--- Dataset ---

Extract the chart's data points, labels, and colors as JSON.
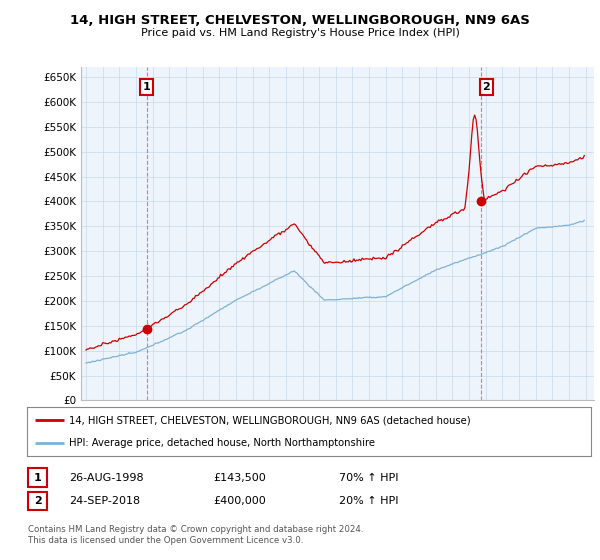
{
  "title": "14, HIGH STREET, CHELVESTON, WELLINGBOROUGH, NN9 6AS",
  "subtitle": "Price paid vs. HM Land Registry's House Price Index (HPI)",
  "ylabel_ticks": [
    "£0",
    "£50K",
    "£100K",
    "£150K",
    "£200K",
    "£250K",
    "£300K",
    "£350K",
    "£400K",
    "£450K",
    "£500K",
    "£550K",
    "£600K",
    "£650K"
  ],
  "ytick_values": [
    0,
    50000,
    100000,
    150000,
    200000,
    250000,
    300000,
    350000,
    400000,
    450000,
    500000,
    550000,
    600000,
    650000
  ],
  "sale1_date": 1998.65,
  "sale1_price": 143500,
  "sale2_date": 2018.73,
  "sale2_price": 400000,
  "red_color": "#cc0000",
  "blue_color": "#7fb2d8",
  "legend_label1": "14, HIGH STREET, CHELVESTON, WELLINGBOROUGH, NN9 6AS (detached house)",
  "legend_label2": "HPI: Average price, detached house, North Northamptonshire",
  "table_row1": [
    "1",
    "26-AUG-1998",
    "£143,500",
    "70% ↑ HPI"
  ],
  "table_row2": [
    "2",
    "24-SEP-2018",
    "£400,000",
    "20% ↑ HPI"
  ],
  "footnote": "Contains HM Land Registry data © Crown copyright and database right 2024.\nThis data is licensed under the Open Government Licence v3.0.",
  "bg_color": "#ffffff",
  "chart_bg": "#eef4fb",
  "grid_color": "#c8d8e8"
}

---

> What you have to do
Transcribe the full listing above exactly, with the images removed.

> Exercise answer
Extract the chart's data points, labels, and colors as JSON.
{
  "title": "14, HIGH STREET, CHELVESTON, WELLINGBOROUGH, NN9 6AS",
  "subtitle": "Price paid vs. HM Land Registry's House Price Index (HPI)",
  "ylabel_ticks": [
    "£0",
    "£50K",
    "£100K",
    "£150K",
    "£200K",
    "£250K",
    "£300K",
    "£350K",
    "£400K",
    "£450K",
    "£500K",
    "£550K",
    "£600K",
    "£650K"
  ],
  "ytick_values": [
    0,
    50000,
    100000,
    150000,
    200000,
    250000,
    300000,
    350000,
    400000,
    450000,
    500000,
    550000,
    600000,
    650000
  ],
  "sale1_date": 1998.65,
  "sale1_price": 143500,
  "sale2_date": 2018.73,
  "sale2_price": 400000,
  "red_color": "#cc0000",
  "blue_color": "#7fb2d8",
  "legend_label1": "14, HIGH STREET, CHELVESTON, WELLINGBOROUGH, NN9 6AS (detached house)",
  "legend_label2": "HPI: Average price, detached house, North Northamptonshire",
  "table_row1": [
    "1",
    "26-AUG-1998",
    "£143,500",
    "70% ↑ HPI"
  ],
  "table_row2": [
    "2",
    "24-SEP-2018",
    "£400,000",
    "20% ↑ HPI"
  ],
  "footnote": "Contains HM Land Registry data © Crown copyright and database right 2024.\nThis data is licensed under the Open Government Licence v3.0.",
  "bg_color": "#ffffff",
  "chart_bg": "#eef4fb",
  "grid_color": "#c8d8e8"
}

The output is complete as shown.